• **Problem to work on**:
Copy out all lines carrying the word "本人工资".

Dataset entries
────────

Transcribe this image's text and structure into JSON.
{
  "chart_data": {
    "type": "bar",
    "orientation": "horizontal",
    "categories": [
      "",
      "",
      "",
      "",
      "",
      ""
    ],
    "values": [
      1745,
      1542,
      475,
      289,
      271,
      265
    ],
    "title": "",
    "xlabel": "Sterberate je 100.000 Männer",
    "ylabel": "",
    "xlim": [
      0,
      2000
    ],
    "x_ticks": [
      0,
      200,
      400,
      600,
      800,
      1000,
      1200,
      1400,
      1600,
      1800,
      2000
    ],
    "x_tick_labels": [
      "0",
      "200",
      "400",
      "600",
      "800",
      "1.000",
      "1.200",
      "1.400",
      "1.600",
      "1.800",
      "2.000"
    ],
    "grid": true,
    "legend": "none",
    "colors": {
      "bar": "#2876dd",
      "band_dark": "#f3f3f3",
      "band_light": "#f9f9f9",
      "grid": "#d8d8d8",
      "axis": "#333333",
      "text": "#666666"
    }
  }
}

────────

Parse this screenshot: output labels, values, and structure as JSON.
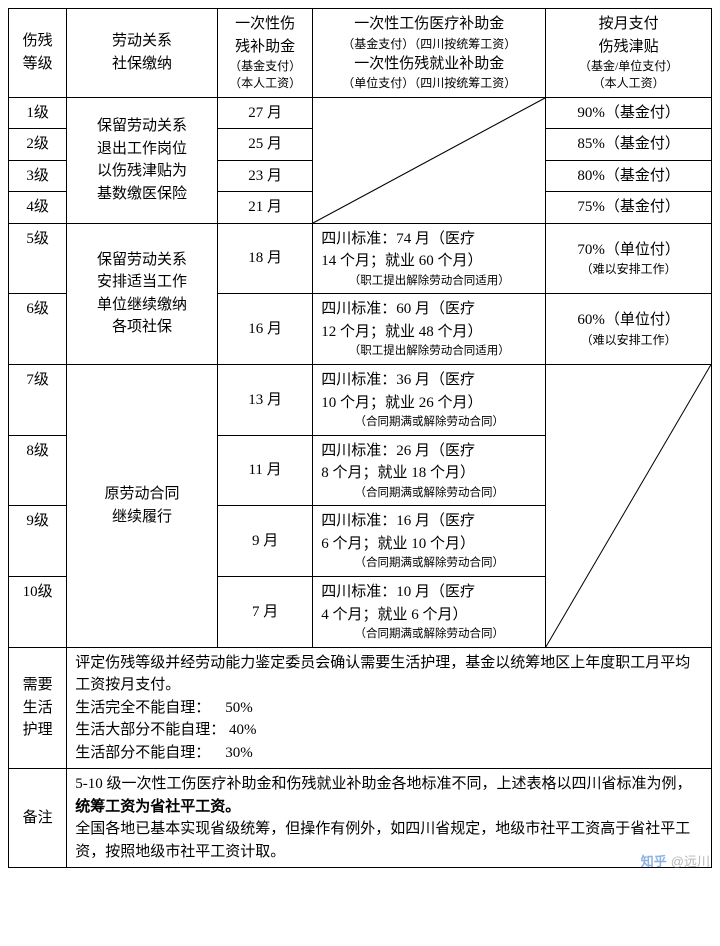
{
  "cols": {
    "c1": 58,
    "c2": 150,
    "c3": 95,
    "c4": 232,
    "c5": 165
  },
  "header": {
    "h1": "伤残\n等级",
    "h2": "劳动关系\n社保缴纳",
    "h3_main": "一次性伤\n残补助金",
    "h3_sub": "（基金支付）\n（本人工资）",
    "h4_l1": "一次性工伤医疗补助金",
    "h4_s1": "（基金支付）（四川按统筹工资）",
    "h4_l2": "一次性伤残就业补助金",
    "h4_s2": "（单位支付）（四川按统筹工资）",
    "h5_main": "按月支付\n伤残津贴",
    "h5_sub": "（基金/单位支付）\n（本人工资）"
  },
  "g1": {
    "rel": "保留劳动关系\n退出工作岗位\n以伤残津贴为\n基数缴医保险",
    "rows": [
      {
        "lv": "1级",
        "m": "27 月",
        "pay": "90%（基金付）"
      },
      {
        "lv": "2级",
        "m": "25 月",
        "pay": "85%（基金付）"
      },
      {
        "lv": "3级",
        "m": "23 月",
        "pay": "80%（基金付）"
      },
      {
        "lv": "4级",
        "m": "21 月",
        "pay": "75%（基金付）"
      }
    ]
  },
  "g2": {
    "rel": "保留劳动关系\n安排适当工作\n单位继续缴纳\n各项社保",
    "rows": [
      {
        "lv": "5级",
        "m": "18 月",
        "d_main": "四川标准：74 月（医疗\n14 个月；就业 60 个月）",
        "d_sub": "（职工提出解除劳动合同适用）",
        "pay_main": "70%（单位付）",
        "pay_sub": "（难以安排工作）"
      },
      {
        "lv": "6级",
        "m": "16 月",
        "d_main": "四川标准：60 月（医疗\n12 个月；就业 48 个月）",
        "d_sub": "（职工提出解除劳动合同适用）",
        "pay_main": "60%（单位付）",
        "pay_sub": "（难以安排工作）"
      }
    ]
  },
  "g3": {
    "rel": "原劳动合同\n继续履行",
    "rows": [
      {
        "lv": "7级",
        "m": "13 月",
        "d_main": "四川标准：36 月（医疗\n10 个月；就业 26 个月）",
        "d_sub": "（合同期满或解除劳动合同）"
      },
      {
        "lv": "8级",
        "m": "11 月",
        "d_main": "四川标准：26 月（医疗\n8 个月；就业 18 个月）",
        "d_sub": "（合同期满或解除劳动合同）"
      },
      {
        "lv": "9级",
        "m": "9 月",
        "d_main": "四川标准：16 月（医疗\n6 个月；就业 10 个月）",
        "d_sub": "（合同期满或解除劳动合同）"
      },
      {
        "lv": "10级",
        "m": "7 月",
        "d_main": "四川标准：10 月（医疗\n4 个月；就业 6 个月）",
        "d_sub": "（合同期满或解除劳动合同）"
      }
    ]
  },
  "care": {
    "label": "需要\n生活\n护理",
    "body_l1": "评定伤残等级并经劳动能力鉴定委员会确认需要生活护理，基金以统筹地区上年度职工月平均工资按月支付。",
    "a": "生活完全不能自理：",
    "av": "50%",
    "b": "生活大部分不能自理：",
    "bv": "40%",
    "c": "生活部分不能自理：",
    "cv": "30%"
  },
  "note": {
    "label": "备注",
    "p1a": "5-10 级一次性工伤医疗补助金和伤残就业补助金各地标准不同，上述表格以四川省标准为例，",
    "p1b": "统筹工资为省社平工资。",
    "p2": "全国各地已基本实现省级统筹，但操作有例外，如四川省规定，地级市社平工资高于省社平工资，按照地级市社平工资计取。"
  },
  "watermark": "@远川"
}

────────

• **Result**:
    "h3_sub": "（基金支付）\n（本人工资）",
    "h5_sub": "（基金/单位支付）\n（本人工资）"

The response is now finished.